## [WHAT THIS TASK INVOLVES]
Reproduce every line of the entries below without any changes, but leave out the picture markers.

## [MATERIAL SUPPLIED]

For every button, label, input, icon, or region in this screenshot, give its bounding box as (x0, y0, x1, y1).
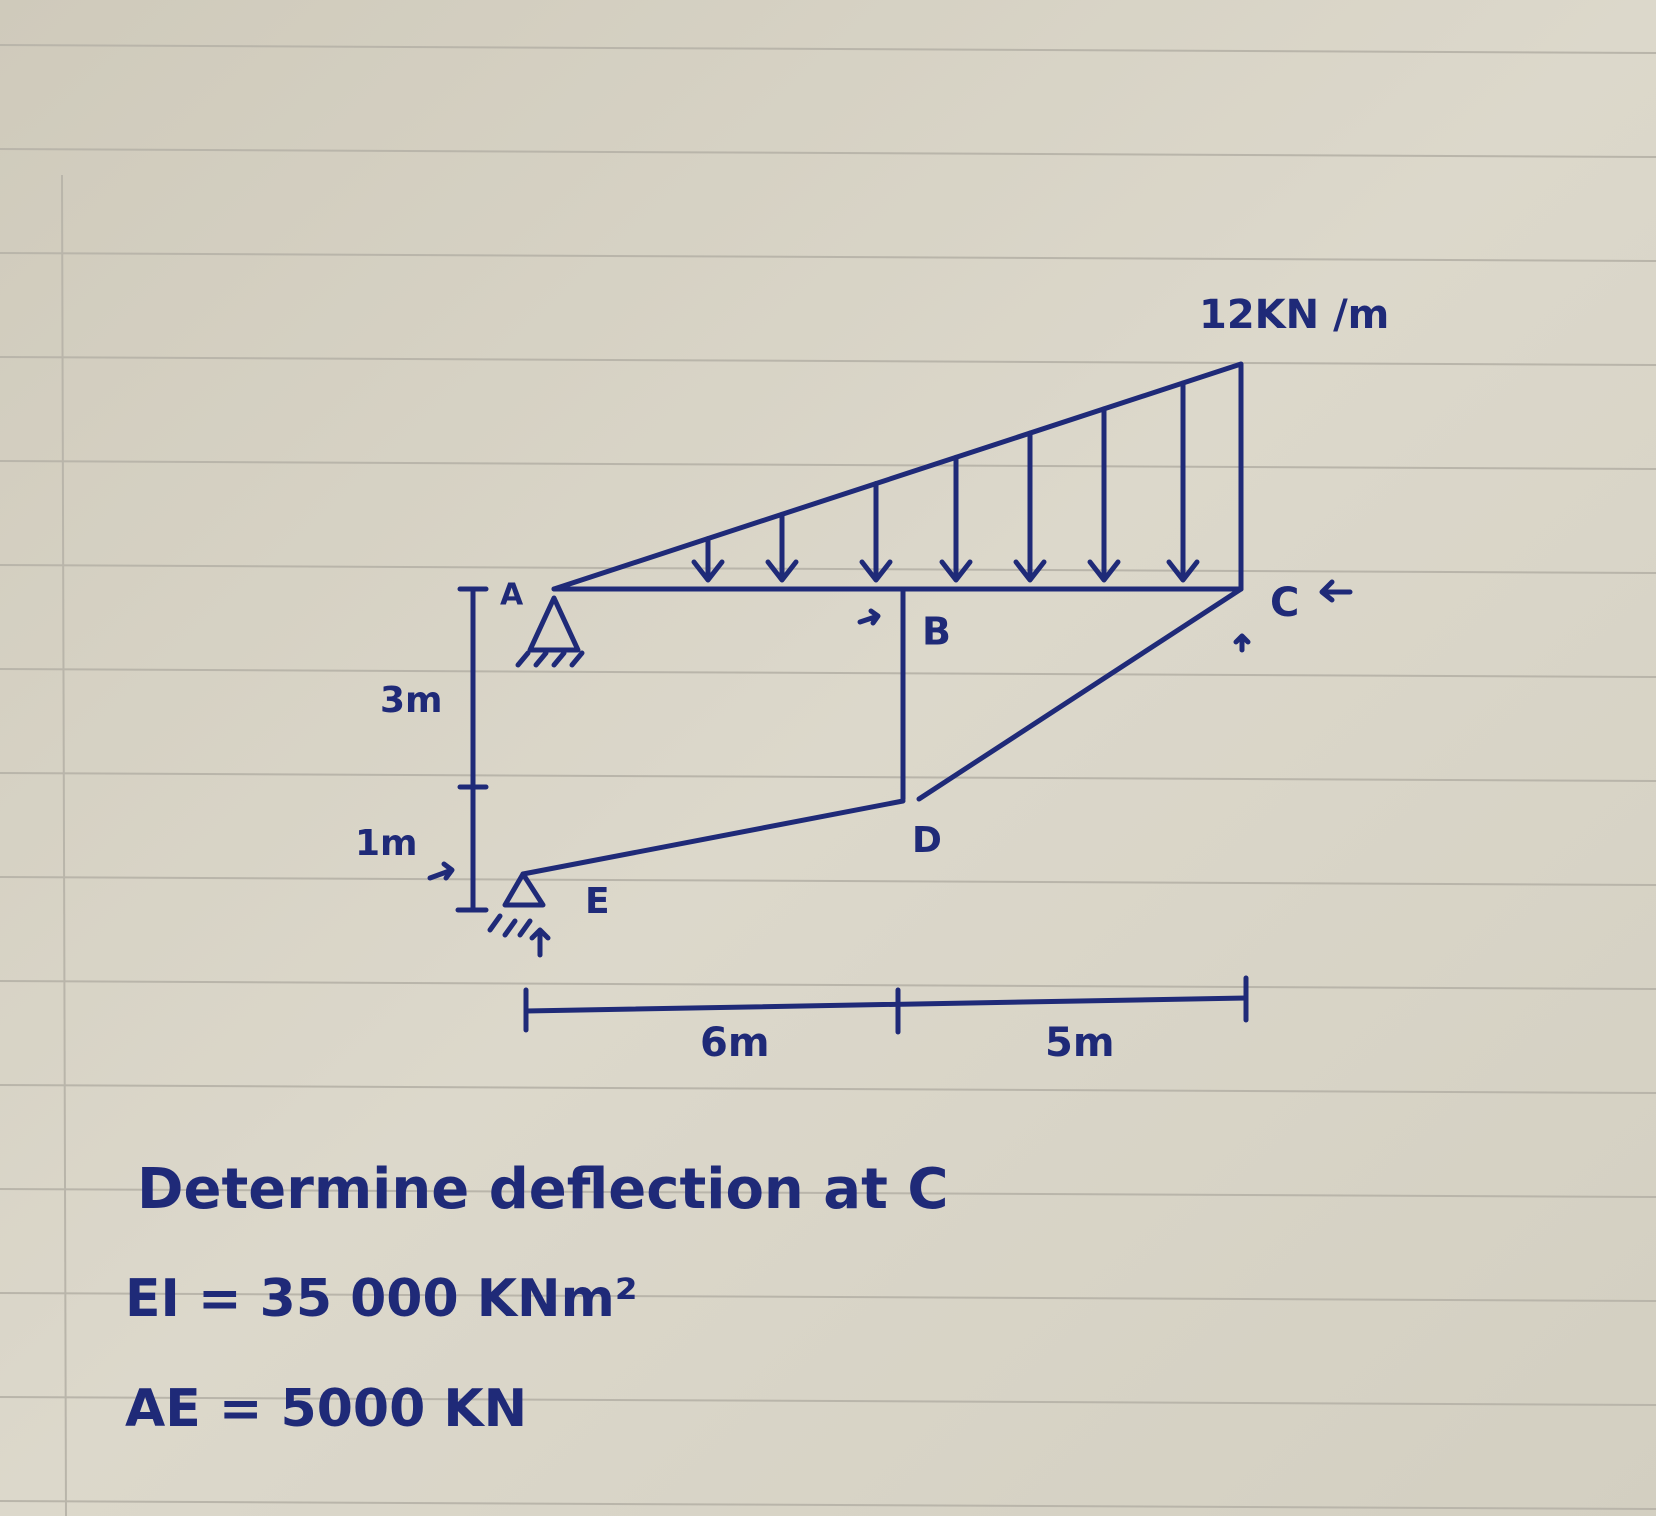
ruled-line (0, 148, 1656, 158)
ground-hatch (487, 913, 533, 938)
ruled-line (0, 876, 1656, 886)
load-arrow (1013, 430, 1047, 583)
structure (427, 361, 1353, 1035)
ruled-line (0, 1396, 1656, 1406)
ruled-line (0, 252, 1656, 262)
member-cd (916, 586, 1244, 802)
pin-support-e (502, 871, 546, 908)
ruled-line (0, 980, 1656, 990)
pin-support-a (527, 595, 581, 653)
load-arrow (765, 511, 799, 583)
load-label: 12KN /m (1199, 292, 1389, 338)
load-arrow (1087, 406, 1121, 583)
reaction-arrow (1319, 579, 1353, 603)
node-label: C (1270, 580, 1299, 626)
node-label: D (912, 820, 942, 861)
load-arrow (859, 481, 893, 583)
ruled-lines (0, 44, 1656, 1510)
dimension-label: 3m (380, 680, 443, 721)
load-arrow (691, 536, 725, 583)
load-arrows (691, 380, 1200, 583)
ruled-line (0, 460, 1656, 470)
node-label: A (500, 578, 524, 613)
ruled-line (0, 668, 1656, 678)
reaction-arrow (1233, 633, 1251, 653)
reaction-arrow (529, 927, 551, 958)
load-arrow (939, 454, 973, 583)
ruled-line (0, 1500, 1656, 1510)
dimension-horizontal (523, 995, 1249, 1014)
dimension-label: 5m (1045, 1020, 1115, 1066)
given-value: EI = 35 000 KNm² (125, 1269, 638, 1329)
ruled-line (0, 772, 1656, 782)
dimension-label: 1m (355, 823, 418, 864)
ground-hatch (515, 650, 585, 668)
ruled-line (0, 44, 1656, 54)
reaction-arrow (427, 861, 455, 881)
given-value: AE = 5000 KN (125, 1379, 527, 1439)
ruled-line (0, 564, 1656, 574)
member-de (520, 798, 906, 877)
problem-statement: Determine deflection at C (137, 1157, 948, 1222)
load-arrow (1166, 380, 1200, 583)
node-label: E (585, 881, 610, 922)
margin-line (61, 174, 67, 1516)
ruled-line (0, 1292, 1656, 1302)
ruled-line (0, 1084, 1656, 1094)
dimension-label: 6m (700, 1020, 770, 1066)
node-label: B (922, 610, 951, 654)
reaction-arrow (857, 608, 881, 626)
ruled-line (0, 1188, 1656, 1198)
ruled-line (0, 356, 1656, 366)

## [ANSWER]
For every button, label, input, icon, or region in this screenshot, give its bounding box as (x0, y0, x1, y1).
ruled-line (0, 148, 1656, 158)
ground-hatch (487, 913, 533, 938)
ruled-line (0, 876, 1656, 886)
load-arrow (1013, 430, 1047, 583)
structure (427, 361, 1353, 1035)
ruled-line (0, 1396, 1656, 1406)
ruled-line (0, 252, 1656, 262)
member-cd (916, 586, 1244, 802)
pin-support-e (502, 871, 546, 908)
ruled-line (0, 980, 1656, 990)
pin-support-a (527, 595, 581, 653)
load-arrow (765, 511, 799, 583)
load-label: 12KN /m (1199, 292, 1389, 338)
load-arrow (1087, 406, 1121, 583)
reaction-arrow (1319, 579, 1353, 603)
node-label: C (1270, 580, 1299, 626)
node-label: D (912, 820, 942, 861)
load-arrow (859, 481, 893, 583)
ruled-lines (0, 44, 1656, 1510)
dimension-label: 3m (380, 680, 443, 721)
load-arrow (691, 536, 725, 583)
load-arrows (691, 380, 1200, 583)
ruled-line (0, 460, 1656, 470)
node-label: A (500, 578, 524, 613)
ruled-line (0, 668, 1656, 678)
reaction-arrow (1233, 633, 1251, 653)
reaction-arrow (529, 927, 551, 958)
load-arrow (939, 454, 973, 583)
ruled-line (0, 1500, 1656, 1510)
dimension-horizontal (523, 995, 1249, 1014)
dimension-label: 5m (1045, 1020, 1115, 1066)
given-value: EI = 35 000 KNm² (125, 1269, 638, 1329)
ruled-line (0, 772, 1656, 782)
dimension-label: 1m (355, 823, 418, 864)
ground-hatch (515, 650, 585, 668)
ruled-line (0, 44, 1656, 54)
reaction-arrow (427, 861, 455, 881)
given-value: AE = 5000 KN (125, 1379, 527, 1439)
ruled-line (0, 564, 1656, 574)
member-de (520, 798, 906, 877)
problem-statement: Determine deflection at C (137, 1157, 948, 1222)
load-arrow (1166, 380, 1200, 583)
node-label: E (585, 881, 610, 922)
margin-line (61, 174, 67, 1516)
ruled-line (0, 1292, 1656, 1302)
ruled-line (0, 1084, 1656, 1094)
dimension-label: 6m (700, 1020, 770, 1066)
node-label: B (922, 610, 951, 654)
reaction-arrow (857, 608, 881, 626)
ruled-line (0, 1188, 1656, 1198)
ruled-line (0, 356, 1656, 366)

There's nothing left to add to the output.